◆ EXTRAIT DU DOCUMENT:
"""
La gratuité est elle l’avenir de l’économie ?
Chris Anderson est un gourou sur Internet. Connu pour avoir inventé l’expression de la Long Tail, véritable révolution dans la manière d’aborder le commerce, il travaille actuellement sur son nouveau livre qui va à mon avis avoir un impact tout aussi important : la gratuité serait l’avenir de notre économie. Selon lui, la gratuité est inexorable : “La constante diminution des coûts de production de l’économie numérique incitera bientôt la plupart des entreprises à donner la majorité de leurs produits”.
"""
◆ CONSIGNES DE L'EXERCICE:
(a) Traduisez en anglais la phrase « Chris Anderson est un gourou sur Internet. » tirée du texte sur la gratuité.
(b) Rédigez la suite du texte sur la gratuité en reprenant juste après sa dernière phrase.

◆ DONNÉES DISPONIBLES:
"""
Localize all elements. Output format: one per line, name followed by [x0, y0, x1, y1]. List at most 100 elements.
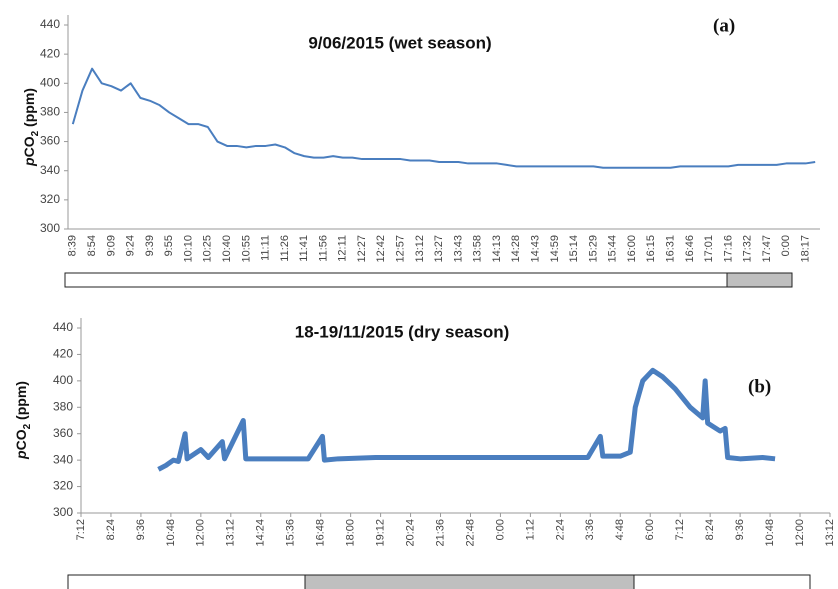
"""
◆ RÉPONSES ATTENDUES:
(a) Chris Anderson is an Internet guru.

(b)
Internet est bien évidemment le moteur de cette nouvelle théorie; au même titre que la Long Tail, il ne peut pas avoir d’économie de la gratuité sans les formidables innovations qu’apportent l’informatique dans notre société. Google est le meilleur exemple pour étayer cette idée, la société proposant un nombre de services gratuits incalculable, générant au passage des milliards de $. On peut également citer Ryanair qui propose des prix incroyables pour voyager en avion, son PDG souhaitant même proposer un jour des billets complètement gratuits ! Anderson évoque dans son article les 6 grands modes de financement de la gratuité :
- le modèle fremium : une version gratuite grand public couplée à une version payante, plus chère et plus évoluée pour un marché de niche, comme Flickr et les 25 dollars annuels de la version Pro. C’est le modèle de l’échantillon gratuit, si ce n’est que dans le numérique, une personne qui paye permet à des milliers d’autres d’avoir une version gratuite.
- le modèle publicitaire.
- les “subventions croisées”, c’est-à-dire l’offre gratuite d’un produit pour vous inciter à en acheter un autre, comme quand on vous donne un téléphone en échange d’un abonnement.
- le coût marginal nul : c’est-à-dire quand il est plus simple d’offrir que de faire payer, comme le constate sans doute le monde de la musique (en espérant bien sûr faire payer autre chose).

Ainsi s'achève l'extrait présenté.